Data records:

-- begin --

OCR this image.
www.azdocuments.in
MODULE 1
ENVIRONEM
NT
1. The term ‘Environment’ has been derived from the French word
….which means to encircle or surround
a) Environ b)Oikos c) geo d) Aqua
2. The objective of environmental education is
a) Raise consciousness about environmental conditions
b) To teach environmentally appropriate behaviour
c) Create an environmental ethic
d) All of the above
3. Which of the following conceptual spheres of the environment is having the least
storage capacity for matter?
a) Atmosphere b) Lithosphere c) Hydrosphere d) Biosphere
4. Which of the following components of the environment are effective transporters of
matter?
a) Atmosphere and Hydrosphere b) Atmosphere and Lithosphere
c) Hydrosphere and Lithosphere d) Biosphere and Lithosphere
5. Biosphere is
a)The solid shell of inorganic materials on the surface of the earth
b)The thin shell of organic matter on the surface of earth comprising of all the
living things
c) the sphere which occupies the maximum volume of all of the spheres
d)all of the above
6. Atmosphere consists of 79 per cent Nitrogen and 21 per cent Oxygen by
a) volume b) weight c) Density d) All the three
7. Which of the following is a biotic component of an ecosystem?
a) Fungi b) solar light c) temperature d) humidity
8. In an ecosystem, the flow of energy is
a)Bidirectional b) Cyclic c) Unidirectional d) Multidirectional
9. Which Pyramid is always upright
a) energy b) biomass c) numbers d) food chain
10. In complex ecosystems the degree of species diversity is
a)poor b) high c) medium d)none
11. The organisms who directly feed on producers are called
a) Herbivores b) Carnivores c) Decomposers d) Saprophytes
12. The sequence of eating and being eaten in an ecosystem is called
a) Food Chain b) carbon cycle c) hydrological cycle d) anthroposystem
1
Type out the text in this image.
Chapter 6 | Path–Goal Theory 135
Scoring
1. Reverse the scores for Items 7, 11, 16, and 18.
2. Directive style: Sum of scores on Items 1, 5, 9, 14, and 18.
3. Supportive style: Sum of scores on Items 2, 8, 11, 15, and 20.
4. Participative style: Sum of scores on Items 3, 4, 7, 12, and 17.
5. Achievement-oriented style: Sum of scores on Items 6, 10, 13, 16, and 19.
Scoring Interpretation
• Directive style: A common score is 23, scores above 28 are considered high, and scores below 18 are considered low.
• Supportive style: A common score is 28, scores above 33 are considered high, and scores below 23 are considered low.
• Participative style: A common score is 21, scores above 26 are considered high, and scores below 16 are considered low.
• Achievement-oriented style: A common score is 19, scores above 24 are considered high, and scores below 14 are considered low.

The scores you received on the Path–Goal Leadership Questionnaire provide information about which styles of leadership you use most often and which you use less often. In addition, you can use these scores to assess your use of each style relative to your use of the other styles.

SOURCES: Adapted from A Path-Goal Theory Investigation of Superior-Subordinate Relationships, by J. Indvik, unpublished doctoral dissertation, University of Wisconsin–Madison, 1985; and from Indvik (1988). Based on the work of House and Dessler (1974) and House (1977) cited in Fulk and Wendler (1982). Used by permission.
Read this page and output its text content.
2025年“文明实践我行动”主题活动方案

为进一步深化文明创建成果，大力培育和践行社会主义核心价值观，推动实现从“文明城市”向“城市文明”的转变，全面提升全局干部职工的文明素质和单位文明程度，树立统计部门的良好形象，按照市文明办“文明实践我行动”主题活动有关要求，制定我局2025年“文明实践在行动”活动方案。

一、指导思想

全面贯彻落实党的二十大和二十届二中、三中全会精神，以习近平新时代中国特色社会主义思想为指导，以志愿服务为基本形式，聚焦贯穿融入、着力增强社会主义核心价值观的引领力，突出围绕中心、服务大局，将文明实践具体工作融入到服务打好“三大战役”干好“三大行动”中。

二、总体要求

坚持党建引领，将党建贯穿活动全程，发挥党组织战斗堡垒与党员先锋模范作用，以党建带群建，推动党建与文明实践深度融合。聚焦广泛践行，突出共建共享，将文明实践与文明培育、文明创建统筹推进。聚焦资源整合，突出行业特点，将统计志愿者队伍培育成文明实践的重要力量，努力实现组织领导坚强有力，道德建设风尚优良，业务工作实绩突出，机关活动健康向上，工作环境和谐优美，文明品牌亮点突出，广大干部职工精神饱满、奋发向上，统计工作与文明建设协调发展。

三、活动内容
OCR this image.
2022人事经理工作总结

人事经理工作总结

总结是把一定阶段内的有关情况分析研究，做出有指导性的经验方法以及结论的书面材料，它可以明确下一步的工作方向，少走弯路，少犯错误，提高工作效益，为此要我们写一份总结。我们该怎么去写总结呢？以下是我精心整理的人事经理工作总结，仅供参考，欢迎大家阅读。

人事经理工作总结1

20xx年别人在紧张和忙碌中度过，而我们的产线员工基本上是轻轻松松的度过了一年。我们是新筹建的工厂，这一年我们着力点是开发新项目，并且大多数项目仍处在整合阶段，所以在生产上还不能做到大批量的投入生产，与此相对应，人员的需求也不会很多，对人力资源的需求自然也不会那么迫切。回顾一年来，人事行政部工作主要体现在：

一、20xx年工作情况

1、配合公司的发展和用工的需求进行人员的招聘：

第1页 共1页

-- end --

## Work to do
Restate the whole listing exactly, leaving out nothing.

## Task answer
OCR this image.
www.azdocuments.in
MODULE 1
ENVIRONEM
NT
1. The term ‘Environment’ has been derived from the French word
….which means to encircle or surround
a) Environ b)Oikos c) geo d) Aqua
2. The objective of environmental education is
a) Raise consciousness about environmental conditions
b) To teach environmentally appropriate behaviour
c) Create an environmental ethic
d) All of the above
3. Which of the following conceptual spheres of the environment is having the least
storage capacity for matter?
a) Atmosphere b) Lithosphere c) Hydrosphere d) Biosphere
4. Which of the following components of the environment are effective transporters of
matter?
a) Atmosphere and Hydrosphere b) Atmosphere and Lithosphere
c) Hydrosphere and Lithosphere d) Biosphere and Lithosphere
5. Biosphere is
a)The solid shell of inorganic materials on the surface of the earth
b)The thin shell of organic matter on the surface of earth comprising of all the
living things
c) the sphere which occupies the maximum volume of all of the spheres
d)all of the above
6. Atmosphere consists of 79 per cent Nitrogen and 21 per cent Oxygen by
a) volume b) weight c) Density d) All the three
7. Which of the following is a biotic component of an ecosystem?
a) Fungi b) solar light c) temperature d) humidity
8. In an ecosystem, the flow of energy is
a)Bidirectional b) Cyclic c) Unidirectional d) Multidirectional
9. Which Pyramid is always upright
a) energy b) biomass c) numbers d) food chain
10. In complex ecosystems the degree of species diversity is
a)poor b) high c) medium d)none
11. The organisms who directly feed on producers are called
a) Herbivores b) Carnivores c) Decomposers d) Saprophytes
12. The sequence of eating and being eaten in an ecosystem is called
a) Food Chain b) carbon cycle c) hydrological cycle d) anthroposystem
1
Type out the text in this image.
Chapter 6 | Path–Goal Theory 135
Scoring
1. Reverse the scores for Items 7, 11, 16, and 18.
2. Directive style: Sum of scores on Items 1, 5, 9, 14, and 18.
3. Supportive style: Sum of scores on Items 2, 8, 11, 15, and 20.
4. Participative style: Sum of scores on Items 3, 4, 7, 12, and 17.
5. Achievement-oriented style: Sum of scores on Items 6, 10, 13, 16, and 19.
Scoring Interpretation
• Directive style: A common score is 23, scores above 28 are considered high, and scores below 18 are considered low.
• Supportive style: A common score is 28, scores above 33 are considered high, and scores below 23 are considered low.
• Participative style: A common score is 21, scores above 26 are considered high, and scores below 16 are considered low.
• Achievement-oriented style: A common score is 19, scores above 24 are considered high, and scores below 14 are considered low.

The scores you received on the Path–Goal Leadership Questionnaire provide information about which styles of leadership you use most often and which you use less often. In addition, you can use these scores to assess your use of each style relative to your use of the other styles.

SOURCES: Adapted from A Path-Goal Theory Investigation of Superior-Subordinate Relationships, by J. Indvik, unpublished doctoral dissertation, University of Wisconsin–Madison, 1985; and from Indvik (1988). Based on the work of House and Dessler (1974) and House (1977) cited in Fulk and Wendler (1982). Used by permission.
Read this page and output its text content.
2025年“文明实践我行动”主题活动方案

为进一步深化文明创建成果，大力培育和践行社会主义核心价值观，推动实现从“文明城市”向“城市文明”的转变，全面提升全局干部职工的文明素质和单位文明程度，树立统计部门的良好形象，按照市文明办“文明实践我行动”主题活动有关要求，制定我局2025年“文明实践在行动”活动方案。

一、指导思想

全面贯彻落实党的二十大和二十届二中、三中全会精神，以习近平新时代中国特色社会主义思想为指导，以志愿服务为基本形式，聚焦贯穿融入、着力增强社会主义核心价值观的引领力，突出围绕中心、服务大局，将文明实践具体工作融入到服务打好“三大战役”干好“三大行动”中。

二、总体要求

坚持党建引领，将党建贯穿活动全程，发挥党组织战斗堡垒与党员先锋模范作用，以党建带群建，推动党建与文明实践深度融合。聚焦广泛践行，突出共建共享，将文明实践与文明培育、文明创建统筹推进。聚焦资源整合，突出行业特点，将统计志愿者队伍培育成文明实践的重要力量，努力实现组织领导坚强有力，道德建设风尚优良，业务工作实绩突出，机关活动健康向上，工作环境和谐优美，文明品牌亮点突出，广大干部职工精神饱满、奋发向上，统计工作与文明建设协调发展。

三、活动内容
OCR this image.
2022人事经理工作总结

人事经理工作总结

总结是把一定阶段内的有关情况分析研究，做出有指导性的经验方法以及结论的书面材料，它可以明确下一步的工作方向，少走弯路，少犯错误，提高工作效益，为此要我们写一份总结。我们该怎么去写总结呢？以下是我精心整理的人事经理工作总结，仅供参考，欢迎大家阅读。

人事经理工作总结1

20xx年别人在紧张和忙碌中度过，而我们的产线员工基本上是轻轻松松的度过了一年。我们是新筹建的工厂，这一年我们着力点是开发新项目，并且大多数项目仍处在整合阶段，所以在生产上还不能做到大批量的投入生产，与此相对应，人员的需求也不会很多，对人力资源的需求自然也不会那么迫切。回顾一年来，人事行政部工作主要体现在：

一、20xx年工作情况

1、配合公司的发展和用工的需求进行人员的招聘：

第1页 共1页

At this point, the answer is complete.